WHAT IS REQUIRED. Give the number of lines in the records below that include "ylabel". Reply with that number alone.
####
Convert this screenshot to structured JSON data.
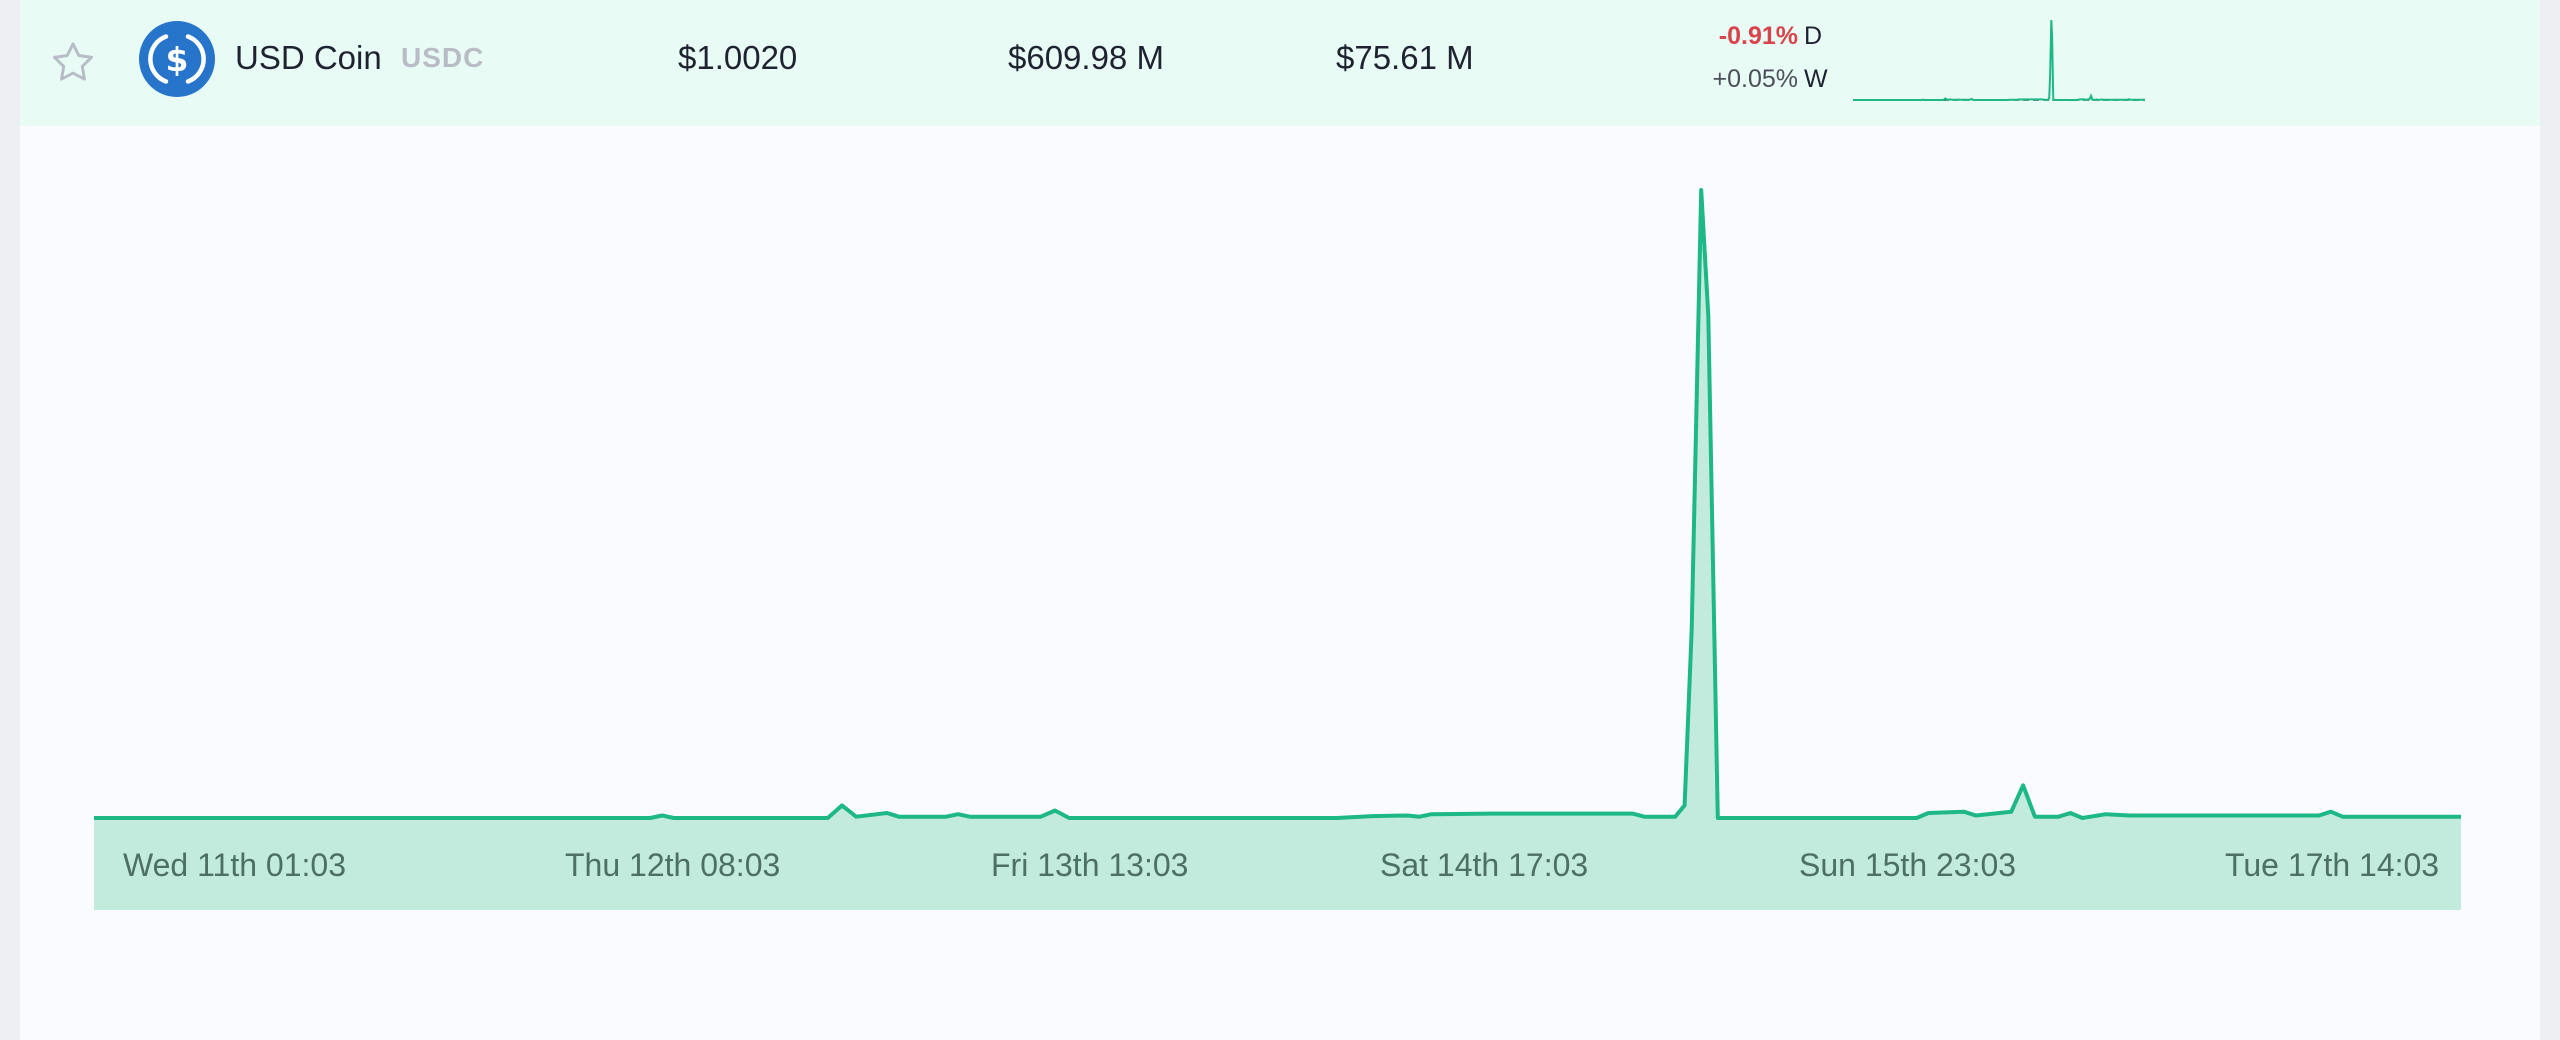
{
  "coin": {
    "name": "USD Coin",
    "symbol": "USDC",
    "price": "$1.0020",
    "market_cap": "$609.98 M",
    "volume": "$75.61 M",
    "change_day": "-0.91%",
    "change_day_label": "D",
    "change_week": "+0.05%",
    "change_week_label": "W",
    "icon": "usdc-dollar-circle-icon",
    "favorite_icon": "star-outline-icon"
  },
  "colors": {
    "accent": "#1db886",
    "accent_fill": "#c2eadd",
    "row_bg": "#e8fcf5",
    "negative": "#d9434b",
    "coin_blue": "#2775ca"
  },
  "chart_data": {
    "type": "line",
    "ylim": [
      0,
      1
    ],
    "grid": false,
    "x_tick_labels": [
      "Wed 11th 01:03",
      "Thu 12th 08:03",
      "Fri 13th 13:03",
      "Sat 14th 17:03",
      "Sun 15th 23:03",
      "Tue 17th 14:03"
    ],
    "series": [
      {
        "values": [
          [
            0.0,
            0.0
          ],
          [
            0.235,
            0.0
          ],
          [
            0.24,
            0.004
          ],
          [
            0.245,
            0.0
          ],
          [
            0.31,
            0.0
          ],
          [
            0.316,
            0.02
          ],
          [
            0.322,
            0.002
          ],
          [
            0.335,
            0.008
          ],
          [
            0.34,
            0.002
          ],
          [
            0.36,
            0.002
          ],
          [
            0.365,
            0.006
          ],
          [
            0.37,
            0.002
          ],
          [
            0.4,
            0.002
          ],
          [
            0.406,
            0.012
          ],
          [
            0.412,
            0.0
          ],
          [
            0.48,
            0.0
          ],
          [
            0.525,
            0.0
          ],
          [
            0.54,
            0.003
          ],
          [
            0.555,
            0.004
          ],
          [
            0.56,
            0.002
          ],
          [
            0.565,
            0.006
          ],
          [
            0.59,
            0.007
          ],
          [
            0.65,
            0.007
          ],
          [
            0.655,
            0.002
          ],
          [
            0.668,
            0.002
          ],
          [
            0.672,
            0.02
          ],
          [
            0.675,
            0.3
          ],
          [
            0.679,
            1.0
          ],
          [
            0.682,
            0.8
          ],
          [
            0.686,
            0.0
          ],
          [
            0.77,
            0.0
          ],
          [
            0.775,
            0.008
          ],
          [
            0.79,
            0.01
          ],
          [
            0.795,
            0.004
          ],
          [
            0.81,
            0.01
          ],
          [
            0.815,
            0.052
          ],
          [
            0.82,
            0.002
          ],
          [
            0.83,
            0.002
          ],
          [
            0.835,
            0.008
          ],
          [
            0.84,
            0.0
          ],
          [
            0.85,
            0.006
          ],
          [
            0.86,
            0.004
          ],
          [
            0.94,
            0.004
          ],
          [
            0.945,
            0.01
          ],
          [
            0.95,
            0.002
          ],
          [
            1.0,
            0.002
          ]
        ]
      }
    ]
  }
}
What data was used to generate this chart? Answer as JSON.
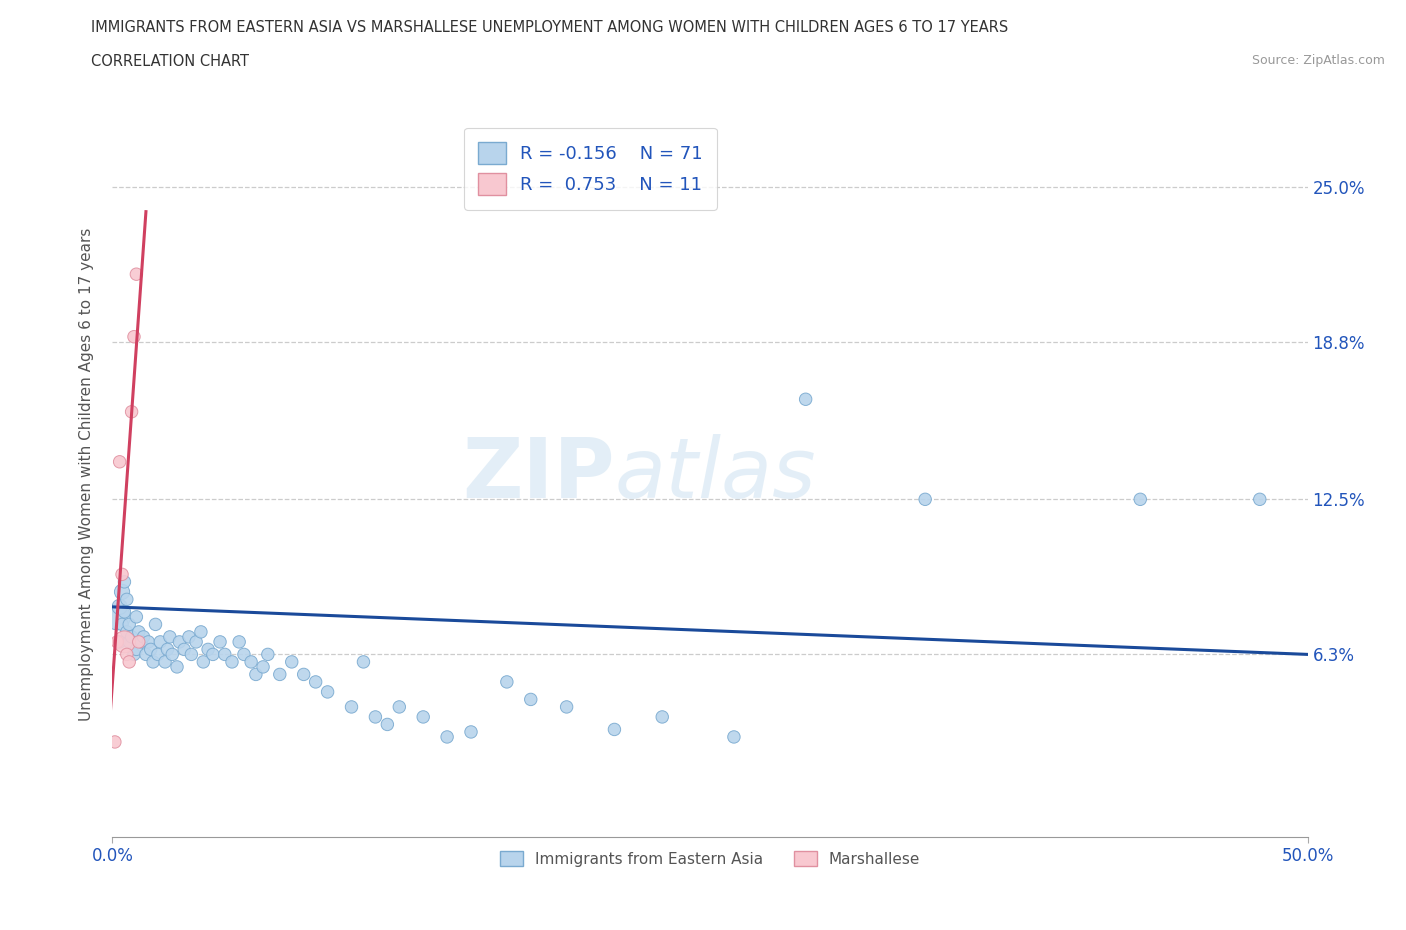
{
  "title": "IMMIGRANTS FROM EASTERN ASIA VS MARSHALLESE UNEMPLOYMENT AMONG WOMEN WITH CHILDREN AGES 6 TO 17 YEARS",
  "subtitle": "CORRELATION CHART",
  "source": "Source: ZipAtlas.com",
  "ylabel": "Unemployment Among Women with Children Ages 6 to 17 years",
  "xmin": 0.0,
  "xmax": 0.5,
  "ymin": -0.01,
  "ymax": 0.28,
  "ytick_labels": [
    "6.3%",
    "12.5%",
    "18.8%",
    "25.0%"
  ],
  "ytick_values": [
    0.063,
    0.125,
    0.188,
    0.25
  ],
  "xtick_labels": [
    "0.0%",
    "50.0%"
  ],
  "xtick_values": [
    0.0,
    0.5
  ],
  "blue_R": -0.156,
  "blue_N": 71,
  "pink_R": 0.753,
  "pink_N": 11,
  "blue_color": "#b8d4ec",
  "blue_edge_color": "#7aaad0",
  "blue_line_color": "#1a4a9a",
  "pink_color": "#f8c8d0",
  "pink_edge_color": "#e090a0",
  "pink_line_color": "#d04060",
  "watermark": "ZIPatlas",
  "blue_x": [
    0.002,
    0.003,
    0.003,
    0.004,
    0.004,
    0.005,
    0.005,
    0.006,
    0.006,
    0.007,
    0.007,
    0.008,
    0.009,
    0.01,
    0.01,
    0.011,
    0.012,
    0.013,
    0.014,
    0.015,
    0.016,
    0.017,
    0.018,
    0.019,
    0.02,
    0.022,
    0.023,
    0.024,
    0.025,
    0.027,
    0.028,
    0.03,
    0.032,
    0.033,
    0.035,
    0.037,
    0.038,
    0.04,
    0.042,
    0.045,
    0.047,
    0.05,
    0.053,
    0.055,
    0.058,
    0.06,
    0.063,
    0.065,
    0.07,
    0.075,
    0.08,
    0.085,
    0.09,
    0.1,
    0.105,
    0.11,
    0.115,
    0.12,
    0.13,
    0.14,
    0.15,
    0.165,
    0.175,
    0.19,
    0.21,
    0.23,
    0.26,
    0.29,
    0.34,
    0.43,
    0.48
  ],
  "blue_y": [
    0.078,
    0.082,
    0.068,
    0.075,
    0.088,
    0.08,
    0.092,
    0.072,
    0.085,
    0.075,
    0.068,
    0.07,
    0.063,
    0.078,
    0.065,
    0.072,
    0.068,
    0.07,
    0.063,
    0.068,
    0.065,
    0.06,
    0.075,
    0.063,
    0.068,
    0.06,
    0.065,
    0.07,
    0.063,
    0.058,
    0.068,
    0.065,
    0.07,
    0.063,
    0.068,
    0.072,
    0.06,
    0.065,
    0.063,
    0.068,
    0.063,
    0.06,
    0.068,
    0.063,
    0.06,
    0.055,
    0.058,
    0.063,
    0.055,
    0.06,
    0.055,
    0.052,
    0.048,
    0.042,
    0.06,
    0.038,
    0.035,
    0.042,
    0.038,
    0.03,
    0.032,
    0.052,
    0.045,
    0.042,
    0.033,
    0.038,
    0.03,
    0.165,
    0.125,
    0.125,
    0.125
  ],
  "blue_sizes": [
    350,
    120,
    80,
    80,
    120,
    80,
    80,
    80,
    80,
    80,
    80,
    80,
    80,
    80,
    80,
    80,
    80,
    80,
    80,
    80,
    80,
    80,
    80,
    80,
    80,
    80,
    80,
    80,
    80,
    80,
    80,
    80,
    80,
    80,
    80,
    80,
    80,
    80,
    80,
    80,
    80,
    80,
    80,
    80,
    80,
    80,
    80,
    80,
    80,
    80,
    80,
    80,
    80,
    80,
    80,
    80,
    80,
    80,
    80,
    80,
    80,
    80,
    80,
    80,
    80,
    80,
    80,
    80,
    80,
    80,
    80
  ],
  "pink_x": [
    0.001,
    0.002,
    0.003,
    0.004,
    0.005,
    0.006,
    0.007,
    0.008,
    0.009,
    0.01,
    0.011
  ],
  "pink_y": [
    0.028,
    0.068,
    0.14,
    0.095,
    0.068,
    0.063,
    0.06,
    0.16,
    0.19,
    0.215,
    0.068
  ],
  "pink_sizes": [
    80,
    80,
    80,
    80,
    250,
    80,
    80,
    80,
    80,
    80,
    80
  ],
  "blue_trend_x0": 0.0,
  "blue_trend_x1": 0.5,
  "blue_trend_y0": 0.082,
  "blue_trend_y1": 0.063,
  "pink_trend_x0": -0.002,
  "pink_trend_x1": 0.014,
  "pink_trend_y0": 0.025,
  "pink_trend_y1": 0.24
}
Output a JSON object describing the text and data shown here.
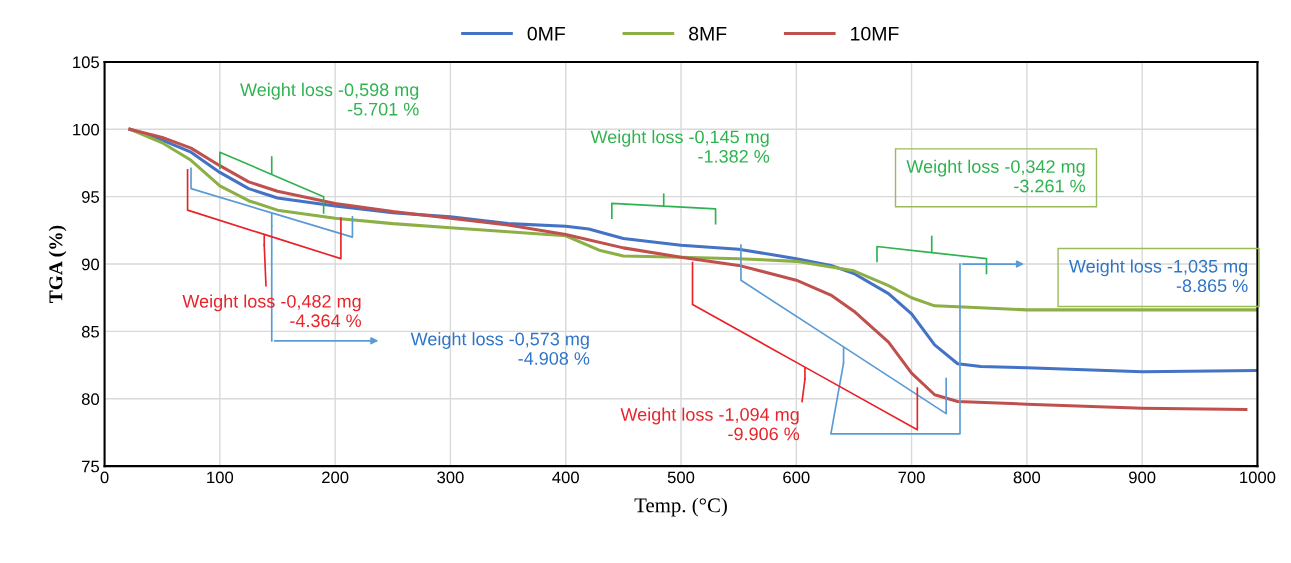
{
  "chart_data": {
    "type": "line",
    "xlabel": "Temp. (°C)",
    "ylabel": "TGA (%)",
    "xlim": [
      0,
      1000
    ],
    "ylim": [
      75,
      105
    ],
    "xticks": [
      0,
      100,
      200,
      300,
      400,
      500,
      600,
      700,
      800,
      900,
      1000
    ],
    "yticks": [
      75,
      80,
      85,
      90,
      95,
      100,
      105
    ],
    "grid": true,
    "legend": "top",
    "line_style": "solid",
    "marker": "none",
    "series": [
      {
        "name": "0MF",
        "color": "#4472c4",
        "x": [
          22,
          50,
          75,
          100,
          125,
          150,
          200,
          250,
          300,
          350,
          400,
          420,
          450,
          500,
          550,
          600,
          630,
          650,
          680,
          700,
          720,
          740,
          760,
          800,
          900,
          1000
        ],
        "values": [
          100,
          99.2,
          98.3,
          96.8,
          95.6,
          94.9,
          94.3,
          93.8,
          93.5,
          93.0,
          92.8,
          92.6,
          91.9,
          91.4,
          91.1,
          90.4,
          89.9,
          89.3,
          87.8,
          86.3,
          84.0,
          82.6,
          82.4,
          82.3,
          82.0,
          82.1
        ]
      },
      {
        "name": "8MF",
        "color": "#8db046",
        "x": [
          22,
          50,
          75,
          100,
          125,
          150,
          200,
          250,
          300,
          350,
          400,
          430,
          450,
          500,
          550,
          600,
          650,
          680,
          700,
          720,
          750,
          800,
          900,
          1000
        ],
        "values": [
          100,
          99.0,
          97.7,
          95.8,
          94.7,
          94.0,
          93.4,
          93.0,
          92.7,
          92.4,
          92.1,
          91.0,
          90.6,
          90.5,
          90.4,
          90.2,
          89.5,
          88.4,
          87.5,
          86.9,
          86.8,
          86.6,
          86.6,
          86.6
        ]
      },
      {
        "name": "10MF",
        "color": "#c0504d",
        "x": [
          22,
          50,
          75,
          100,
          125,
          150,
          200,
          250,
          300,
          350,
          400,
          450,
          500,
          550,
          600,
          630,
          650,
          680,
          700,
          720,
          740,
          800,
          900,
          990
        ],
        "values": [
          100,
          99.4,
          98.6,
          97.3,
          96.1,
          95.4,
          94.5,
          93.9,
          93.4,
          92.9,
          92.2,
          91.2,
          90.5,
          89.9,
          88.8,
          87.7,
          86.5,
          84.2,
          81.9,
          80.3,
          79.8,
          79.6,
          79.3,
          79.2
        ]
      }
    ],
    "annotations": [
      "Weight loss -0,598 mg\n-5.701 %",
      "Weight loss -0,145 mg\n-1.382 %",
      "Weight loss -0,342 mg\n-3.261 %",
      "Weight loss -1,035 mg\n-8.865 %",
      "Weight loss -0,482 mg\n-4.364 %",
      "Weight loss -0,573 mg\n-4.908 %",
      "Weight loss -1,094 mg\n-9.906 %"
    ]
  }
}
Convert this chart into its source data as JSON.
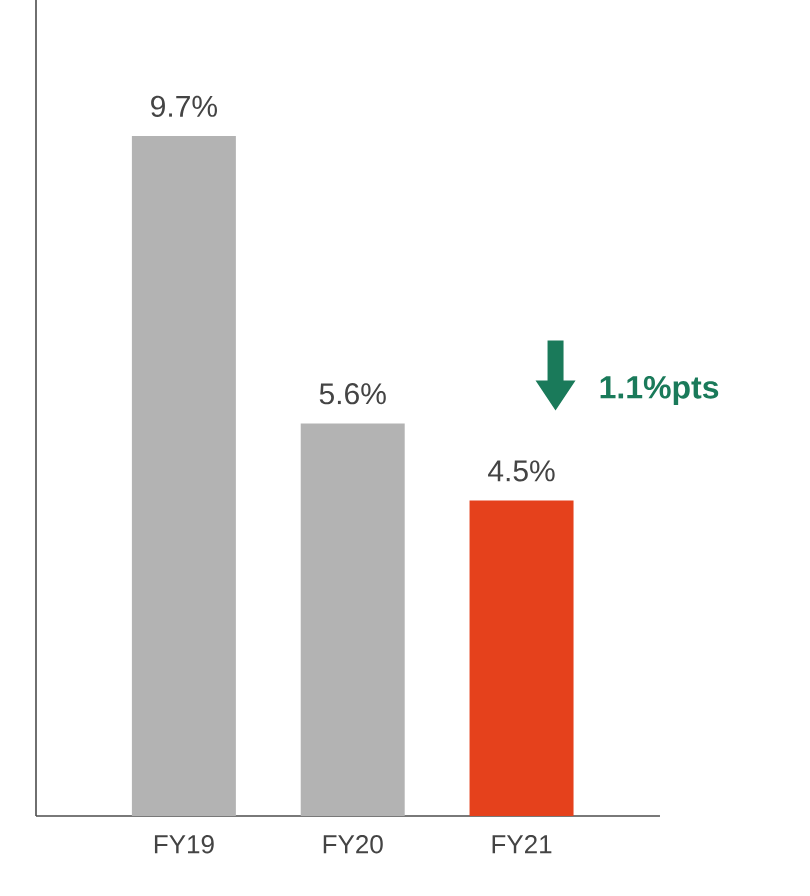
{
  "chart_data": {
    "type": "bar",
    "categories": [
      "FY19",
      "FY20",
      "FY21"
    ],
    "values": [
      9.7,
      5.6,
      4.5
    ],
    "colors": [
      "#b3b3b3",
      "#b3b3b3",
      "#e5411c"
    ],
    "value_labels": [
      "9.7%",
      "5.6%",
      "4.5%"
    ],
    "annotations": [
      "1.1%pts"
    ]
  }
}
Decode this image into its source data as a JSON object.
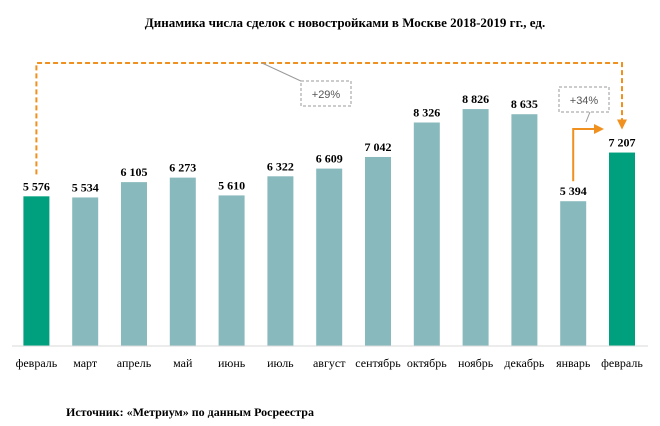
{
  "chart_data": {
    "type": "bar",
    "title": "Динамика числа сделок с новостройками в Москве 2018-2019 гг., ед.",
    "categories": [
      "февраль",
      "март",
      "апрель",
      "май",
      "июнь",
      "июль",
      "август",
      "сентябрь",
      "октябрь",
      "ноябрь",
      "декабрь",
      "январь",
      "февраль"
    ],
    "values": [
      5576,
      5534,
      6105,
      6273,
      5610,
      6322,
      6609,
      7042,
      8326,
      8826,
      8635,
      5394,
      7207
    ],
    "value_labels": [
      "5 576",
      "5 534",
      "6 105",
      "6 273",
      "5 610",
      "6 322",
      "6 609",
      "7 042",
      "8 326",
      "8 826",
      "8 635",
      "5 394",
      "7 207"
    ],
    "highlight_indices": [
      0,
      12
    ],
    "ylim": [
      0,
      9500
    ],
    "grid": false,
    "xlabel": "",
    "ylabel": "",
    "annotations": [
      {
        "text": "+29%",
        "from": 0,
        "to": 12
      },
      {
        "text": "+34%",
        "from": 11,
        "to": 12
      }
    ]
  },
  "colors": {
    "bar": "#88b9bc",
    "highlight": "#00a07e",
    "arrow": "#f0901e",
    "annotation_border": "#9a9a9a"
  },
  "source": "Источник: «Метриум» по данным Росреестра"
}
####
EXPECTED ANSWER. 3